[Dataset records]
>> START

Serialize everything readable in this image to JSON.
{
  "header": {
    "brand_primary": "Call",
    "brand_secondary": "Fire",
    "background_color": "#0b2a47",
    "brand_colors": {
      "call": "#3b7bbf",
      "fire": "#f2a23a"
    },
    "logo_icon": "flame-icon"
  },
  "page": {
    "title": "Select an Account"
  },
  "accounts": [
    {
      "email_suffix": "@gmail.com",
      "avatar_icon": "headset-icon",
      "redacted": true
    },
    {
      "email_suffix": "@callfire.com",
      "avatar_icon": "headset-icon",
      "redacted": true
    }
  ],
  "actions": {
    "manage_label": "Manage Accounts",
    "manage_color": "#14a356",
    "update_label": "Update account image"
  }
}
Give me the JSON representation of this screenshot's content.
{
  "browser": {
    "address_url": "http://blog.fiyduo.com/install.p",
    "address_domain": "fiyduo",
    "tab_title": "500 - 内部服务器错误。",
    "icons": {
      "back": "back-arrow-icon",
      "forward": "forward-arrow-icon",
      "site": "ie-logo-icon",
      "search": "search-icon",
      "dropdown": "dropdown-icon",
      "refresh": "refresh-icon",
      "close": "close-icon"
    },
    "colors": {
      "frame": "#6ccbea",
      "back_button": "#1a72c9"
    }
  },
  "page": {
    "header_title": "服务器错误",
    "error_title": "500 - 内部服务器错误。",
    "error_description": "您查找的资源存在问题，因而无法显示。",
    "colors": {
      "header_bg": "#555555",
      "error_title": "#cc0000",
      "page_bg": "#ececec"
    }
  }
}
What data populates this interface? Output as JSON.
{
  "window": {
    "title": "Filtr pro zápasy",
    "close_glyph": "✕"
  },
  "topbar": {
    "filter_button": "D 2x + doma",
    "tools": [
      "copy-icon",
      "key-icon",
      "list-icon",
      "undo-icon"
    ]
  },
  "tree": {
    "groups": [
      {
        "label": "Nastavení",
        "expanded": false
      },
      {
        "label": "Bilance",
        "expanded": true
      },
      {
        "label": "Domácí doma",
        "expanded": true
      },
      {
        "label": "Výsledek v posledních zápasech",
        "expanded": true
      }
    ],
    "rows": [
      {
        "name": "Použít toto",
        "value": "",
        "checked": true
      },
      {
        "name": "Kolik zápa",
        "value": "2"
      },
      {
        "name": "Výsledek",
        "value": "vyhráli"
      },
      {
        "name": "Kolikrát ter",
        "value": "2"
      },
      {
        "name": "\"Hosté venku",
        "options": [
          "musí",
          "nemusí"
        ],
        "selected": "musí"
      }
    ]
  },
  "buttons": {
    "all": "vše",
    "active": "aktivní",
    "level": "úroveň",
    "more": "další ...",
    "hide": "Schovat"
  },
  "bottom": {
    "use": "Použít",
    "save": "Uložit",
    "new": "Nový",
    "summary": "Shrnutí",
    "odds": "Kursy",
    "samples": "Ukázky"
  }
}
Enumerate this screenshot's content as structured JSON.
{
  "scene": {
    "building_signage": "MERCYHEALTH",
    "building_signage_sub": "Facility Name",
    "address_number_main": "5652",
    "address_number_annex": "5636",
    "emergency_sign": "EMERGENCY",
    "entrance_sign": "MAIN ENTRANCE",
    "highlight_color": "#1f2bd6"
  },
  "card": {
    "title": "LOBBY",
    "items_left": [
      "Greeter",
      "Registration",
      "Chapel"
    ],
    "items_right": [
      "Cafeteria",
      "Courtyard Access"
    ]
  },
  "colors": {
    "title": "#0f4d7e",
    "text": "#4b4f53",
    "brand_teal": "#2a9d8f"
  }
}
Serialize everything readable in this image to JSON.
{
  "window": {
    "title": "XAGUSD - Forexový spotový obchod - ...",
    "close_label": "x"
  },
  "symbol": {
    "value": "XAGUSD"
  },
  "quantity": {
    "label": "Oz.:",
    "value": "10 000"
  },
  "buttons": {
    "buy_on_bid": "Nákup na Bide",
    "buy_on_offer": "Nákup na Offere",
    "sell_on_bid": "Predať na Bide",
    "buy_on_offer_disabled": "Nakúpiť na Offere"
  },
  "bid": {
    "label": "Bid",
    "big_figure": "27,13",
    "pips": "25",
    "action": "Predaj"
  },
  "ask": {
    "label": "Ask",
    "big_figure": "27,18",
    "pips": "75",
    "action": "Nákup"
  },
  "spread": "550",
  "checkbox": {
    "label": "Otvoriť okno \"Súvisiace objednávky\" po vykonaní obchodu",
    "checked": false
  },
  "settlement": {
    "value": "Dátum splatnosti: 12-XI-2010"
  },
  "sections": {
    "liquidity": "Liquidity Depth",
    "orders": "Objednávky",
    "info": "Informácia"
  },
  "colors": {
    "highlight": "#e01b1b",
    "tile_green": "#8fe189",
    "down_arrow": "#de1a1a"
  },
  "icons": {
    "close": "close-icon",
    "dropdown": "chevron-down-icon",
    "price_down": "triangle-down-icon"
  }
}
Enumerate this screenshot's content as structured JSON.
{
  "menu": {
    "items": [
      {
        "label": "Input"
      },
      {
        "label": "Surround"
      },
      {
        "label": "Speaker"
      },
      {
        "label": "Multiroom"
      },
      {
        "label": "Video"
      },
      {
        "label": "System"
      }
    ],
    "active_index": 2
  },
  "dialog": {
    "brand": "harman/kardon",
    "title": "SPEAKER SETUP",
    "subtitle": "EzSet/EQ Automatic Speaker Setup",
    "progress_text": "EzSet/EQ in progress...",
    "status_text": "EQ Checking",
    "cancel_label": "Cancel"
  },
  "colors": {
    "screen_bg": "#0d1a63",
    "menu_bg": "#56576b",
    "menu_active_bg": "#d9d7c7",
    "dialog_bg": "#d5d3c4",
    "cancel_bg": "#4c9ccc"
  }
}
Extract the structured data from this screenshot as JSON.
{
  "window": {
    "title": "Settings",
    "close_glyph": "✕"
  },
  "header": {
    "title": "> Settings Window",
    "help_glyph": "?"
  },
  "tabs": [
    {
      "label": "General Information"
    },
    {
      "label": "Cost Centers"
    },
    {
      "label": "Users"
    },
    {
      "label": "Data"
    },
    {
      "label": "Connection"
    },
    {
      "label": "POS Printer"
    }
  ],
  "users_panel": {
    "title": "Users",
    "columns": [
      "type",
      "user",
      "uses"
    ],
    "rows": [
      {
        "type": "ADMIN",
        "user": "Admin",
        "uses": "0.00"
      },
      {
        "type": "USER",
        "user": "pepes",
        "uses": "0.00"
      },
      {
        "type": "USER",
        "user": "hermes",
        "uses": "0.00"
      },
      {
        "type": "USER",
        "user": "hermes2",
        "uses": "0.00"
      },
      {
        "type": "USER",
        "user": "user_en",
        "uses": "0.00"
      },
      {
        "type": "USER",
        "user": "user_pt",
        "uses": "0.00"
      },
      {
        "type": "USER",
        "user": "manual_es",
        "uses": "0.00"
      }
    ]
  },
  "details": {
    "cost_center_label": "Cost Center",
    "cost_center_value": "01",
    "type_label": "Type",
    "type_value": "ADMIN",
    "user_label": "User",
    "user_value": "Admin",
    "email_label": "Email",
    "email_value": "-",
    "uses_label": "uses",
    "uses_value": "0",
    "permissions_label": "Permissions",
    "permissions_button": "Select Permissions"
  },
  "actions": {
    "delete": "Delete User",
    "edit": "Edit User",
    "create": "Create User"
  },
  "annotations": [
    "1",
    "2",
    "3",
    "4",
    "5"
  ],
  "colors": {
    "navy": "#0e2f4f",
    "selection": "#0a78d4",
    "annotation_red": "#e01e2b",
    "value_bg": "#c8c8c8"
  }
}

>> END

• Task prompt:
Copy, character for character, the lines from the line that holds "Extract the structured" through the final line of the records above.

• Exercise output:
Extract the structured data from this screenshot as JSON.
{
  "window": {
    "title": "Settings",
    "close_glyph": "✕"
  },
  "header": {
    "title": "> Settings Window",
    "help_glyph": "?"
  },
  "tabs": [
    {
      "label": "General Information"
    },
    {
      "label": "Cost Centers"
    },
    {
      "label": "Users"
    },
    {
      "label": "Data"
    },
    {
      "label": "Connection"
    },
    {
      "label": "POS Printer"
    }
  ],
  "users_panel": {
    "title": "Users",
    "columns": [
      "type",
      "user",
      "uses"
    ],
    "rows": [
      {
        "type": "ADMIN",
        "user": "Admin",
        "uses": "0.00"
      },
      {
        "type": "USER",
        "user": "pepes",
        "uses": "0.00"
      },
      {
        "type": "USER",
        "user": "hermes",
        "uses": "0.00"
      },
      {
        "type": "USER",
        "user": "hermes2",
        "uses": "0.00"
      },
      {
        "type": "USER",
        "user": "user_en",
        "uses": "0.00"
      },
      {
        "type": "USER",
        "user": "user_pt",
        "uses": "0.00"
      },
      {
        "type": "USER",
        "user": "manual_es",
        "uses": "0.00"
      }
    ]
  },
  "details": {
    "cost_center_label": "Cost Center",
    "cost_center_value": "01",
    "type_label": "Type",
    "type_value": "ADMIN",
    "user_label": "User",
    "user_value": "Admin",
    "email_label": "Email",
    "email_value": "-",
    "uses_label": "uses",
    "uses_value": "0",
    "permissions_label": "Permissions",
    "permissions_button": "Select Permissions"
  },
  "actions": {
    "delete": "Delete User",
    "edit": "Edit User",
    "create": "Create User"
  },
  "annotations": [
    "1",
    "2",
    "3",
    "4",
    "5"
  ],
  "colors": {
    "navy": "#0e2f4f",
    "selection": "#0a78d4",
    "annotation_red": "#e01e2b",
    "value_bg": "#c8c8c8"
  }
}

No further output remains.